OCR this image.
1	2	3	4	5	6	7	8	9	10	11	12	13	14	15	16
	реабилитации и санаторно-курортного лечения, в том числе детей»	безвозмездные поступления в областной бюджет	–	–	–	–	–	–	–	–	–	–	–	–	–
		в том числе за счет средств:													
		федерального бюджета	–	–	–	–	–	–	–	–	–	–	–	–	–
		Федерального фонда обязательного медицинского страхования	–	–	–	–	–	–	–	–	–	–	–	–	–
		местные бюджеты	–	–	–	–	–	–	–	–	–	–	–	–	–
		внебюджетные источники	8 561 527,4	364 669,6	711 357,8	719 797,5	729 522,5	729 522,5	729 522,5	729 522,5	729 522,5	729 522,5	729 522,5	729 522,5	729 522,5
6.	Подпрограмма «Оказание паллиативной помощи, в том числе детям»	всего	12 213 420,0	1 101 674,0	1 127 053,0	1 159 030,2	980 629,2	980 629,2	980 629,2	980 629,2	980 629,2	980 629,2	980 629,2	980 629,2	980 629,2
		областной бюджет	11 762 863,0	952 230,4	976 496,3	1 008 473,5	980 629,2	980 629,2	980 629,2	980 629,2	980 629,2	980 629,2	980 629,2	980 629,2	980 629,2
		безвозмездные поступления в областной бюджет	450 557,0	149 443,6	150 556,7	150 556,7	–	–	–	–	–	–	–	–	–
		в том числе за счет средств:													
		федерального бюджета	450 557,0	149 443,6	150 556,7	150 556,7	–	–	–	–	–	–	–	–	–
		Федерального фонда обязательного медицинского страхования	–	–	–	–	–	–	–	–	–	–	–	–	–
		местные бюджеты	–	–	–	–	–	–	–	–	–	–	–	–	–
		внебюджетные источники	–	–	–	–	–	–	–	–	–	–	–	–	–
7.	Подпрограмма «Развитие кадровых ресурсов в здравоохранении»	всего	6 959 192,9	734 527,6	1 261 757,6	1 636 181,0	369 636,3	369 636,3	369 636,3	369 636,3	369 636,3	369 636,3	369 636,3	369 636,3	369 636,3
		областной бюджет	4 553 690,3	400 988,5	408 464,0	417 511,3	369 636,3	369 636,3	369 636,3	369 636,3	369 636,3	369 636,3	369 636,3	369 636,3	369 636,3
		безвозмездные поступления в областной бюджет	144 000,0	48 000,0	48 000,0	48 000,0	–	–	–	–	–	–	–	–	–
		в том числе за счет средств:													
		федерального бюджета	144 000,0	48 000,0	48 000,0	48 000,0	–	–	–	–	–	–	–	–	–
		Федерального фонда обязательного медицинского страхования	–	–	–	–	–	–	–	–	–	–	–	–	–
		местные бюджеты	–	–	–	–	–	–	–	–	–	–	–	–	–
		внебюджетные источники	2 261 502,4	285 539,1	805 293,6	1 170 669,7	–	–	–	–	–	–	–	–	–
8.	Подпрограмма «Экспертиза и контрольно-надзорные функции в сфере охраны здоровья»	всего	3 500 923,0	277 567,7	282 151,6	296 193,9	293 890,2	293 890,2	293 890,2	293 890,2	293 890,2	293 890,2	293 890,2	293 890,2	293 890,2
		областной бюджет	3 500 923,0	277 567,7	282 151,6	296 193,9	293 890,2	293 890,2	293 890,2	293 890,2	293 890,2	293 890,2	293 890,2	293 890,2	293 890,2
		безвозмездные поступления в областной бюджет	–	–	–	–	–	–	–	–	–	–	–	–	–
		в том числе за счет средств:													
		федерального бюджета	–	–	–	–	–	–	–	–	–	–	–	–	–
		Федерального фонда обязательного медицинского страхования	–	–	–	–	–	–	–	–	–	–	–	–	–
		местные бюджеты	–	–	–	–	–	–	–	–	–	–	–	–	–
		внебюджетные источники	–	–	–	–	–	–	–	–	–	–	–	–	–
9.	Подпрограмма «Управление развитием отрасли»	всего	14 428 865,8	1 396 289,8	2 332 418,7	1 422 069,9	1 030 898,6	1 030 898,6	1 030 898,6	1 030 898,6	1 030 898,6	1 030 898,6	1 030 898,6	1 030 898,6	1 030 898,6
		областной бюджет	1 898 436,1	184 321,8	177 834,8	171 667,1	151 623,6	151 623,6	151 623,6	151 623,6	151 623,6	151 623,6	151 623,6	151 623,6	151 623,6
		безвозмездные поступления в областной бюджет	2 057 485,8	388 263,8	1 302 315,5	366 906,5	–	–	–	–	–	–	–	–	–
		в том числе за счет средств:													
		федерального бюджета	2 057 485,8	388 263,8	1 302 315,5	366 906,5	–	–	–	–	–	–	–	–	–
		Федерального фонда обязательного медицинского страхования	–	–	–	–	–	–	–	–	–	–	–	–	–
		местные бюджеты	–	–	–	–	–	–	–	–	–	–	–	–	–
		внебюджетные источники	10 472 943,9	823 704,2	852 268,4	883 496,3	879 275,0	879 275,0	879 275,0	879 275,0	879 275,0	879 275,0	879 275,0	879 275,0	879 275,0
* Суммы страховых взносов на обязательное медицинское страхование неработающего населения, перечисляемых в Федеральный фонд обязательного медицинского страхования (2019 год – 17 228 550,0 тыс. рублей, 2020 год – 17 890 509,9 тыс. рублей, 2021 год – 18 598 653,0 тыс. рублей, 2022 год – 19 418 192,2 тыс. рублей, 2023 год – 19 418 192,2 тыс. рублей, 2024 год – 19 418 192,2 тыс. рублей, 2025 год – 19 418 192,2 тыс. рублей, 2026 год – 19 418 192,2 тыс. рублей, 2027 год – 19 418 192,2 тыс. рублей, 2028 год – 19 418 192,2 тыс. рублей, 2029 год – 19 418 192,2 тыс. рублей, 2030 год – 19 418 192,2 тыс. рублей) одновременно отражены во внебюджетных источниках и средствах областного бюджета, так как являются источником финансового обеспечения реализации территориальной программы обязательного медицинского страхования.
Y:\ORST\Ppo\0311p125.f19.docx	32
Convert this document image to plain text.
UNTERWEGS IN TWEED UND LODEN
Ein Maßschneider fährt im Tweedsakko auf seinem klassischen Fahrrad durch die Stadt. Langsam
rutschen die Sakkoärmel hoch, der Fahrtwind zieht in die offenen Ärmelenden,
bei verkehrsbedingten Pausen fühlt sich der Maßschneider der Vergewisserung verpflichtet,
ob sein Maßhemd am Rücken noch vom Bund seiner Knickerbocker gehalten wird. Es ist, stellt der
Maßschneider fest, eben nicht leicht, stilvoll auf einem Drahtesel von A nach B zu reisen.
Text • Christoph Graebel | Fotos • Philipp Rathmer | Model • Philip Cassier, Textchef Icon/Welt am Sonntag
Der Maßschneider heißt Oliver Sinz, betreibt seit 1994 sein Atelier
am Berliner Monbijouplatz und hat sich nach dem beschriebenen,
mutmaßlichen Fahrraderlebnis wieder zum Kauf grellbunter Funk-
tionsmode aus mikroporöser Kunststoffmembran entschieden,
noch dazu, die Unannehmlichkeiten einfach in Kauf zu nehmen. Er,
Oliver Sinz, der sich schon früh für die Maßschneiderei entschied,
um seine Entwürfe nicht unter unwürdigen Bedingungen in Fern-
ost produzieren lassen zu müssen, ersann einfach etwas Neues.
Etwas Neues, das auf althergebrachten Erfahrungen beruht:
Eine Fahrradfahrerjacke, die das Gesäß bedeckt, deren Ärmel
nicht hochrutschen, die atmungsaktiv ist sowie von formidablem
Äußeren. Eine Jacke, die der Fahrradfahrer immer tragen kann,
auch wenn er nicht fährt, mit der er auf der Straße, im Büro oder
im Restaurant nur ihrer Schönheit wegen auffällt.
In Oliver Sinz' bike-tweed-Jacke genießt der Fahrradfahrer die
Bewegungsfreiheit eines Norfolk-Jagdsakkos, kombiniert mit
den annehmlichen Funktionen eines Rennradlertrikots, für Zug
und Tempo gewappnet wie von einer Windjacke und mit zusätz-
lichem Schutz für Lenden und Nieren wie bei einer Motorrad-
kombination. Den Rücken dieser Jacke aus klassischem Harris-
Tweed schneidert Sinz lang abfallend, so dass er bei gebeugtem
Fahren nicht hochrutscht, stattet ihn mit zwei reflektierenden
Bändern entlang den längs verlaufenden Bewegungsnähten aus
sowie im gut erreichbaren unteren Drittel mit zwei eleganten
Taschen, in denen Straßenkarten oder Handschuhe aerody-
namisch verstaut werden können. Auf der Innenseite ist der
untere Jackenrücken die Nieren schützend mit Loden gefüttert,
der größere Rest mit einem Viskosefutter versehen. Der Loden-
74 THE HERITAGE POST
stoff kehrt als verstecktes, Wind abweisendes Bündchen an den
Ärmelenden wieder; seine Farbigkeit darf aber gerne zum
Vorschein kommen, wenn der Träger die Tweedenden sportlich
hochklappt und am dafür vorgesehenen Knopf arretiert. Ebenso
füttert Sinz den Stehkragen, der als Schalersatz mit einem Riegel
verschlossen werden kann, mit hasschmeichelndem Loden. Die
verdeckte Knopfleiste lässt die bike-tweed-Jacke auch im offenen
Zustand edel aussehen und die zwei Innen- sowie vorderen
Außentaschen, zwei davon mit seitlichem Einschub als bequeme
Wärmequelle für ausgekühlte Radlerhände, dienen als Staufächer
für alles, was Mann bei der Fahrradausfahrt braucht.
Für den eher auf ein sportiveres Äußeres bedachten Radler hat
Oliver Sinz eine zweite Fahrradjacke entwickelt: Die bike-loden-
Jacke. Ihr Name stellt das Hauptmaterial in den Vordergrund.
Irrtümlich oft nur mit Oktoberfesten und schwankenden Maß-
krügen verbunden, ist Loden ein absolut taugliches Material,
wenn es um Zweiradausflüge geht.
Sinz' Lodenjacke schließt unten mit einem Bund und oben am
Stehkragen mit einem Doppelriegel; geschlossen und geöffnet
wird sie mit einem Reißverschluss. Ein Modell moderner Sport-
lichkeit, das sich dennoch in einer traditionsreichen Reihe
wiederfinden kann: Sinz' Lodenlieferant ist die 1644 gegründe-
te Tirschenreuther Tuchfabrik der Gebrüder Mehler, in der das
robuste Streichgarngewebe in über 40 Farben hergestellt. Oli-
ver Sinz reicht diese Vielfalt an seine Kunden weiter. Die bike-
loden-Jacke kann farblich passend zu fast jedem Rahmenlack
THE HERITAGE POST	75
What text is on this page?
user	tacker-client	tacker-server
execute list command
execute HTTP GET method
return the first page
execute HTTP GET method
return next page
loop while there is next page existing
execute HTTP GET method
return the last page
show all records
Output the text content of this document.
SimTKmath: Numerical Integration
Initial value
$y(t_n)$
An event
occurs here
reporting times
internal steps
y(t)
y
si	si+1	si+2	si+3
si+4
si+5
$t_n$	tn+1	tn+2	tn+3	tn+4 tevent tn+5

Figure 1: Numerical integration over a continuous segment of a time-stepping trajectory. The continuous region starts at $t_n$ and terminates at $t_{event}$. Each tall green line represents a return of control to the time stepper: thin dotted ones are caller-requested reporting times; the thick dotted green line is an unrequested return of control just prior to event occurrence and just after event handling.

*****

=== Given exercise ===
Return each line of the listing that holds the string "Neues".

=== Response ===
ost produzieren lassen zu müssen, ersann einfach etwas Neues.
Etwas Neues, das auf althergebrachten Erfahrungen beruht:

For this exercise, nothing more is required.